◆ Exercise data ◆
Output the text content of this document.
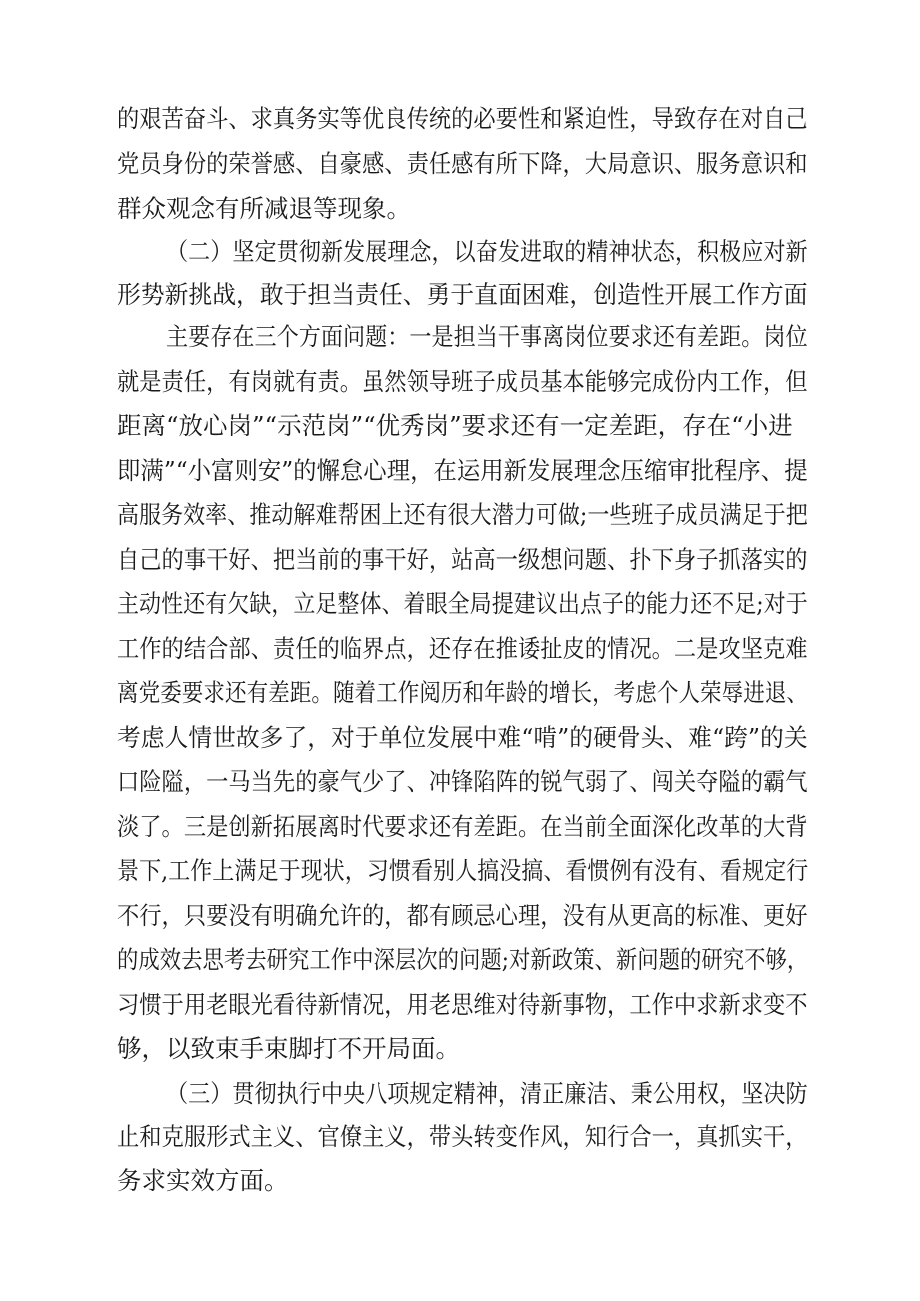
的艰苦奋斗、求真务实等优良传统的必要性和紧迫性，导致存在对自己

党员身份的荣誉感、自豪感、责任感有所下降，大局意识、服务意识和

群众观念有所减退等现象。

（二）坚定贯彻新发展理念，以奋发进取的精神状态，积极应对新

形势新挑战，敢于担当责任、勇于直面困难，创造性开展工作方面

主要存在三个方面问题：一是担当干事离岗位要求还有差距。岗位

就是责任，有岗就有责。虽然领导班子成员基本能够完成份内工作，但

距离“放心岗”“示范岗”“优秀岗”要求还有一定差距，存在“小进

即满”“小富则安”的懈怠心理，在运用新发展理念压缩审批程序、提

高服务效率、推动解难帮困上还有很大潜力可做;一些班子成员满足于把

自己的事干好、把当前的事干好，站高一级想问题、扑下身子抓落实的

主动性还有欠缺，立足整体、着眼全局提建议出点子的能力还不足;对于

工作的结合部、责任的临界点，还存在推诿扯皮的情况。二是攻坚克难

离党委要求还有差距。随着工作阅历和年龄的增长，考虑个人荣辱进退、

考虑人情世故多了，对于单位发展中难“啃”的硬骨头、难“跨”的关

口险隘，一马当先的豪气少了、冲锋陷阵的锐气弱了、闯关夺隘的霸气

淡了。三是创新拓展离时代要求还有差距。在当前全面深化改革的大背

景下,工作上满足于现状，习惯看别人搞没搞、看惯例有没有、看规定行

不行，只要没有明确允许的，都有顾忌心理，没有从更高的标准、更好

的成效去思考去研究工作中深层次的问题;对新政策、新问题的研究不够，

习惯于用老眼光看待新情况，用老思维对待新事物，工作中求新求变不

够，以致束手束脚打不开局面。

（三）贯彻执行中央八项规定精神，清正廉洁、秉公用权，坚决防

止和克服形式主义、官僚主义，带头转变作风，知行合一，真抓实干，

务求实效方面。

◆ Task instructions ◆
Every entry above is to be set down exactly; the pictures are to be left out.

◆ Output below ◆
Output the text content of this document.
的艰苦奋斗、求真务实等优良传统的必要性和紧迫性，导致存在对自己

党员身份的荣誉感、自豪感、责任感有所下降，大局意识、服务意识和

群众观念有所减退等现象。

（二）坚定贯彻新发展理念，以奋发进取的精神状态，积极应对新

形势新挑战，敢于担当责任、勇于直面困难，创造性开展工作方面

主要存在三个方面问题：一是担当干事离岗位要求还有差距。岗位

就是责任，有岗就有责。虽然领导班子成员基本能够完成份内工作，但

距离“放心岗”“示范岗”“优秀岗”要求还有一定差距，存在“小进

即满”“小富则安”的懈怠心理，在运用新发展理念压缩审批程序、提

高服务效率、推动解难帮困上还有很大潜力可做;一些班子成员满足于把

自己的事干好、把当前的事干好，站高一级想问题、扑下身子抓落实的

主动性还有欠缺，立足整体、着眼全局提建议出点子的能力还不足;对于

工作的结合部、责任的临界点，还存在推诿扯皮的情况。二是攻坚克难

离党委要求还有差距。随着工作阅历和年龄的增长，考虑个人荣辱进退、

考虑人情世故多了，对于单位发展中难“啃”的硬骨头、难“跨”的关

口险隘，一马当先的豪气少了、冲锋陷阵的锐气弱了、闯关夺隘的霸气

淡了。三是创新拓展离时代要求还有差距。在当前全面深化改革的大背

景下,工作上满足于现状，习惯看别人搞没搞、看惯例有没有、看规定行

不行，只要没有明确允许的，都有顾忌心理，没有从更高的标准、更好

的成效去思考去研究工作中深层次的问题;对新政策、新问题的研究不够，

习惯于用老眼光看待新情况，用老思维对待新事物，工作中求新求变不

够，以致束手束脚打不开局面。

（三）贯彻执行中央八项规定精神，清正廉洁、秉公用权，坚决防

止和克服形式主义、官僚主义，带头转变作风，知行合一，真抓实干，

务求实效方面。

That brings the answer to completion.